[Input material start]

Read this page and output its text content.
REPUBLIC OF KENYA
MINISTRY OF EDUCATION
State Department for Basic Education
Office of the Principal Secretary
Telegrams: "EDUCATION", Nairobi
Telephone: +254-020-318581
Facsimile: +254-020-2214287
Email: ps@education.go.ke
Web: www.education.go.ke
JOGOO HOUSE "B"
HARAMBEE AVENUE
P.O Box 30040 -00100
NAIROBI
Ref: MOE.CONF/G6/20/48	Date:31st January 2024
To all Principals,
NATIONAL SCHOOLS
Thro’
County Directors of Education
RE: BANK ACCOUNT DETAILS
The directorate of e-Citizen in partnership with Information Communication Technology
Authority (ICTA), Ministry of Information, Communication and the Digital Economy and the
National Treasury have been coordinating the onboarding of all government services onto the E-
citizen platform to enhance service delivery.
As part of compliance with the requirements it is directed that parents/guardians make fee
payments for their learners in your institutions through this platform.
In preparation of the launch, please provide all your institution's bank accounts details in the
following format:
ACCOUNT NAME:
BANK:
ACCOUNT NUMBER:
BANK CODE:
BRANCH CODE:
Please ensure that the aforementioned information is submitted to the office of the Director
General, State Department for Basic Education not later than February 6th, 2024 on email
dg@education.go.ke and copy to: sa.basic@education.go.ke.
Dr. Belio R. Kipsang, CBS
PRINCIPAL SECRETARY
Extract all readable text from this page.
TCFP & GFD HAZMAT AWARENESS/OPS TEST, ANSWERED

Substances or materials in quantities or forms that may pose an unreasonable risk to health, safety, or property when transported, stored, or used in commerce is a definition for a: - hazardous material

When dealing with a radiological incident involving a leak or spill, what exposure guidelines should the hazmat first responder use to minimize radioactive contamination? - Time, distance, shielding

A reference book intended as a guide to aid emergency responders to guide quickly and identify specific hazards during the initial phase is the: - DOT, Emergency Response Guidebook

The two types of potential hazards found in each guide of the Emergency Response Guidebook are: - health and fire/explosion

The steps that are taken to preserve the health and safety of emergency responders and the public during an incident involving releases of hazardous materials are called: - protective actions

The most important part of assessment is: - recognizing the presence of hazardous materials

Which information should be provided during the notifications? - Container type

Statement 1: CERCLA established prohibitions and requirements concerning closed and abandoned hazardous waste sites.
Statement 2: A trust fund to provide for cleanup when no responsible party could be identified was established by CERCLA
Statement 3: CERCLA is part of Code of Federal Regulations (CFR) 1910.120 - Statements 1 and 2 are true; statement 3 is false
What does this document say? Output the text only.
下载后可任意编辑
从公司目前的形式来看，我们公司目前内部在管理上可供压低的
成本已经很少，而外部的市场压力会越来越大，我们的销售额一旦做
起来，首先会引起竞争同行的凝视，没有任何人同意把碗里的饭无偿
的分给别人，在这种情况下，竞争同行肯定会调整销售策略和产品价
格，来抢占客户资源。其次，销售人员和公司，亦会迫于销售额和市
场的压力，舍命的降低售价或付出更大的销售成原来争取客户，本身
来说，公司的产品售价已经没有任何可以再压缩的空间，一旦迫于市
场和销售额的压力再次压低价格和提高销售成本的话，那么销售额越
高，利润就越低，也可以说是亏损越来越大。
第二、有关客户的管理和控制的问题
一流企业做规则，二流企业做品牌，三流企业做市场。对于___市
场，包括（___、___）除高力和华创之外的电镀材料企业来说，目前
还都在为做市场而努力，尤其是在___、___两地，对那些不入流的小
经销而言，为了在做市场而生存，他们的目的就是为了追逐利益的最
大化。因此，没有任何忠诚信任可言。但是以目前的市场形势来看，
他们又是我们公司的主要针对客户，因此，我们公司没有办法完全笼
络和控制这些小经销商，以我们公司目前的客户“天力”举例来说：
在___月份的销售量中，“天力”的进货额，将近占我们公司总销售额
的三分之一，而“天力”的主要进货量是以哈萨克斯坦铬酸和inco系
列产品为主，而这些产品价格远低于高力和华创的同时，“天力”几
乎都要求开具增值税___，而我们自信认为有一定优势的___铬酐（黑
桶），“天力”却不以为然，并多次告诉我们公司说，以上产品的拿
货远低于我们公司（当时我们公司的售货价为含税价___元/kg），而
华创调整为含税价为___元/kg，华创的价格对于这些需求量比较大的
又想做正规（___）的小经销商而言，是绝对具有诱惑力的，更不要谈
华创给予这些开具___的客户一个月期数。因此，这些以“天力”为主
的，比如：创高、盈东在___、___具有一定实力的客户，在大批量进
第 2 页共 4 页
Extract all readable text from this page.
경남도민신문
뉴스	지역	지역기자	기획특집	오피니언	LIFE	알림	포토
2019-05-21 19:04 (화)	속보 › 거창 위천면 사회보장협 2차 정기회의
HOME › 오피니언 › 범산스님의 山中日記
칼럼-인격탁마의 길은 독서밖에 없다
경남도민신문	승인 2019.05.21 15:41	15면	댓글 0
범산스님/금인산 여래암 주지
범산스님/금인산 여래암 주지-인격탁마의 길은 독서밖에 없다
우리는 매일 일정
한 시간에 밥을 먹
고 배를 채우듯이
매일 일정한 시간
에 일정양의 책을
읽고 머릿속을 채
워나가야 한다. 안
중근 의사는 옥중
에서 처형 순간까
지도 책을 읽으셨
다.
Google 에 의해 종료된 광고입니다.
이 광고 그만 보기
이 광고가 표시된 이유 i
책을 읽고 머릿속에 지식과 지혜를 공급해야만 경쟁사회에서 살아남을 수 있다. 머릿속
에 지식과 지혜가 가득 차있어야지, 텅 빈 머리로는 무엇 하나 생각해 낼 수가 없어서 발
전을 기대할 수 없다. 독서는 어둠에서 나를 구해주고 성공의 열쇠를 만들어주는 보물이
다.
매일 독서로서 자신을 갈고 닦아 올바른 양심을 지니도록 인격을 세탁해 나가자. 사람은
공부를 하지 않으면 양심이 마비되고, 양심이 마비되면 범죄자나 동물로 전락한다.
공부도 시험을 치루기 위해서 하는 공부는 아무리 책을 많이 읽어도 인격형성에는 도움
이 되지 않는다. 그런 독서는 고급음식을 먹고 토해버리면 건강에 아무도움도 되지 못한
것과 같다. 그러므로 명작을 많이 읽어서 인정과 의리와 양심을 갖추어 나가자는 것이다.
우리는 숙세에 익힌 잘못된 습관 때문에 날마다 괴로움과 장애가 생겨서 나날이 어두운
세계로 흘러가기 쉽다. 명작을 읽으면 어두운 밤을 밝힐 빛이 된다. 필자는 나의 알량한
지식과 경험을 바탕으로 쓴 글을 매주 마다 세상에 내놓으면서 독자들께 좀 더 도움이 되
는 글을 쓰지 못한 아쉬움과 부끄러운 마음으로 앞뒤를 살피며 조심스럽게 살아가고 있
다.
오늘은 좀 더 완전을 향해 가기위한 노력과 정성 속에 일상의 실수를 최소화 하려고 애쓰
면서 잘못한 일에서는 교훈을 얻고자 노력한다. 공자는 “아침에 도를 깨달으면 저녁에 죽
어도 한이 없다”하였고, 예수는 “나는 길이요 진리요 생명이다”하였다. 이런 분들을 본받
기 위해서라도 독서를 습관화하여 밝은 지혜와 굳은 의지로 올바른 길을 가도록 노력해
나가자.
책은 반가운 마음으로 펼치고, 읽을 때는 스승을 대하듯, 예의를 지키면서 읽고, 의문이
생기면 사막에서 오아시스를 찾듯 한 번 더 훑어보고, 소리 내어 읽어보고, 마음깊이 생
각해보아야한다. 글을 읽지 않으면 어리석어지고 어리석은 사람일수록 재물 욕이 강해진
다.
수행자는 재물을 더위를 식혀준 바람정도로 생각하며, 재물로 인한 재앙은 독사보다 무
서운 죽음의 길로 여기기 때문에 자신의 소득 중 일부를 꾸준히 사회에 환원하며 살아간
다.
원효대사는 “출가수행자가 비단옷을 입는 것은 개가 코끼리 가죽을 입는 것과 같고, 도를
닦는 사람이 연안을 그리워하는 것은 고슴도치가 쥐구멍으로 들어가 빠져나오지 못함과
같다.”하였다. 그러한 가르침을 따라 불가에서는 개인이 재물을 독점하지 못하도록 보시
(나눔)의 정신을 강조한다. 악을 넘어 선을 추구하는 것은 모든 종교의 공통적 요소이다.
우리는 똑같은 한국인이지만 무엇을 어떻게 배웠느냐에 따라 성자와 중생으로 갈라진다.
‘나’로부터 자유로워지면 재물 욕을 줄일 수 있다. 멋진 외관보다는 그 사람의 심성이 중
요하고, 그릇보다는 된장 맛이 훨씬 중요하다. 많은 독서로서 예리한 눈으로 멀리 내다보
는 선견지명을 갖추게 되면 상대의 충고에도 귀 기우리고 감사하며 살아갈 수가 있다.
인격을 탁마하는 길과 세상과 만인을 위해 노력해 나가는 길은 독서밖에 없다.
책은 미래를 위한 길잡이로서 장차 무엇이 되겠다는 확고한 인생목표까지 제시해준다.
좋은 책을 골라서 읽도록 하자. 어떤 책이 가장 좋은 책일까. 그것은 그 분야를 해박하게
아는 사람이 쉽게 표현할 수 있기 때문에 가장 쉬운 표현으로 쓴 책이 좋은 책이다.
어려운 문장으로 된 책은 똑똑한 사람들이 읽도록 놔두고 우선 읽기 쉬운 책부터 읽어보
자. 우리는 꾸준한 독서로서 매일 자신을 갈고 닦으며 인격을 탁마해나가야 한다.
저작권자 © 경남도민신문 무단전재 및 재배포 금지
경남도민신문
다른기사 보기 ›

[Input material end]

**Required work**
Pull out every line of the records that includes the string "should".

**The output**
When dealing with a radiological incident involving a leak or spill, what exposure guidelines should the hazmat first responder use to minimize radioactive contamination? - Time, distance, shielding
Which information should be provided during the notifications? - Container type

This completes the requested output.